Take the material below and write it all out again exactly.

══ Material provided

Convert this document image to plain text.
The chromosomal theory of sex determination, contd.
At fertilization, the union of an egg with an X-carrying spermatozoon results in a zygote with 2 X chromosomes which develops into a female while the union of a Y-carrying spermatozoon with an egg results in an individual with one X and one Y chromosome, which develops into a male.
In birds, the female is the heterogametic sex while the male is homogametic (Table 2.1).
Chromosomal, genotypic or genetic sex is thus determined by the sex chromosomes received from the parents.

════

Final result ::
Convert this document image to plain text.
The chromosomal theory of sex determination, contd.
At fertilization, the union of an egg with an X-carrying spermatozoon results in a zygote with 2 X chromosomes which develops into a female while the union of a Y-carrying spermatozoon with an egg results in an individual with one X and one Y chromosome, which develops into a male.
In birds, the female is the heterogametic sex while the male is homogametic (Table 2.1).
Chromosomal, genotypic or genetic sex is thus determined by the sex chromosomes received from the parents.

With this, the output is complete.